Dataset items
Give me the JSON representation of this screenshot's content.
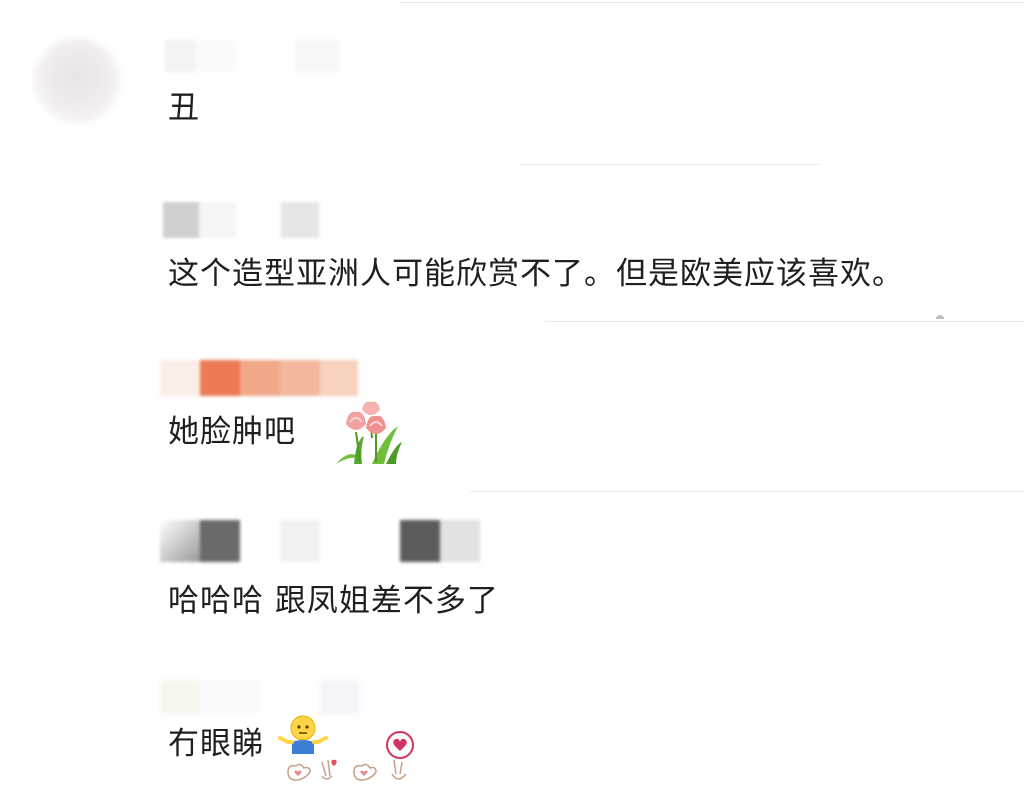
{
  "comments": [
    {
      "text": "丑"
    },
    {
      "text": "这个造型亚洲人可能欣赏不了。但是欧美应该喜欢。"
    },
    {
      "text": "她脸肿吧"
    },
    {
      "text": "哈哈哈 跟凤姐差不多了"
    },
    {
      "text": "冇眼睇"
    }
  ],
  "icons": {
    "tulip_sticker": "tulip-flowers-icon",
    "shrug_emoji": "shrug-emoji-icon",
    "hand_gestures": "hand-gestures-icon",
    "heart_badge": "heart-icon"
  },
  "colors": {
    "text": "#1f1f1f",
    "separator": "#ececec",
    "tulip_pink": "#f2a0a0",
    "leaf_green": "#6fbf3a",
    "heart_red": "#d2335c"
  }
}
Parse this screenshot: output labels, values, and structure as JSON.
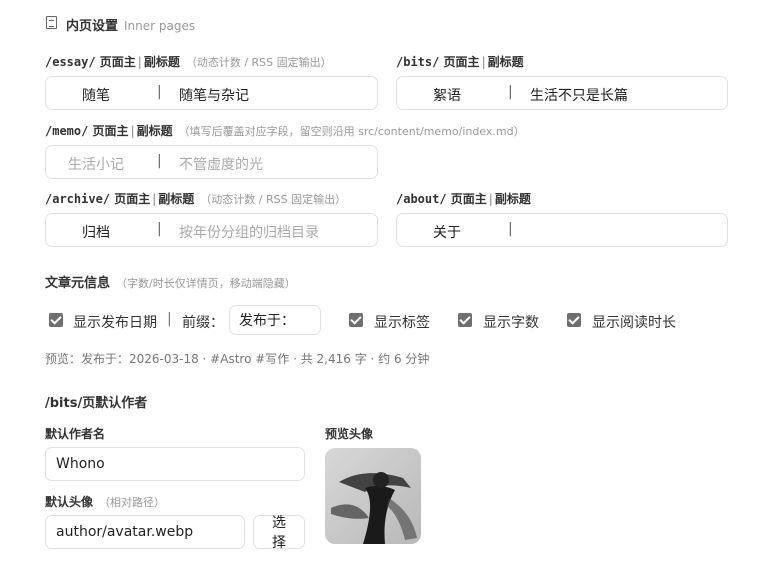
{
  "header": {
    "title": "内页设置",
    "subtitle": "Inner pages"
  },
  "essay": {
    "path": "/essay/",
    "label": "页面主",
    "sep": "|",
    "label2": "副标题",
    "hint": "（动态计数 / RSS 固定输出）",
    "main": "随笔",
    "bar": "|",
    "sub": "随笔与杂记"
  },
  "bits": {
    "path": "/bits/",
    "label": "页面主",
    "sep": "|",
    "label2": "副标题",
    "main": "絮语",
    "bar": "|",
    "sub": "生活不只是长篇"
  },
  "memo": {
    "path": "/memo/",
    "label": "页面主",
    "sep": "|",
    "label2": "副标题",
    "hint": "（填写后覆盖对应字段，留空则沿用 src/content/memo/index.md）",
    "main_placeholder": "生活小记",
    "bar": "|",
    "sub_placeholder": "不管虚度的光"
  },
  "archive": {
    "path": "/archive/",
    "label": "页面主",
    "sep": "|",
    "label2": "副标题",
    "hint": "（动态计数 / RSS 固定输出）",
    "main": "归档",
    "bar": "|",
    "sub_placeholder": "按年份分组的归档目录"
  },
  "about": {
    "path": "/about/",
    "label": "页面主",
    "sep": "|",
    "label2": "副标题",
    "main": "关于",
    "bar": "|"
  },
  "meta": {
    "title": "文章元信息",
    "hint": "（字数/时长仅详情页，移动端隐藏）",
    "show_date": "显示发布日期",
    "sep": "|",
    "prefix_label": "前缀：",
    "prefix_value": "发布于：",
    "show_tags": "显示标签",
    "show_words": "显示字数",
    "show_reading": "显示阅读时长",
    "preview": "预览：发布于：2026-03-18 · #Astro  #写作 · 共 2,416 字 · 约 6 分钟"
  },
  "author": {
    "title": "/bits/页默认作者",
    "name_label": "默认作者名",
    "name_value": "Whono",
    "avatar_label": "默认头像",
    "avatar_hint": "（相对路径）",
    "avatar_value": "author/avatar.webp",
    "choose_button": "选择",
    "preview_label": "预览头像"
  }
}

Short problem » Your task is to gather every line with the word "author" and copy it.

Response below »
  "author": {
    "avatar_value": "author/avatar.webp",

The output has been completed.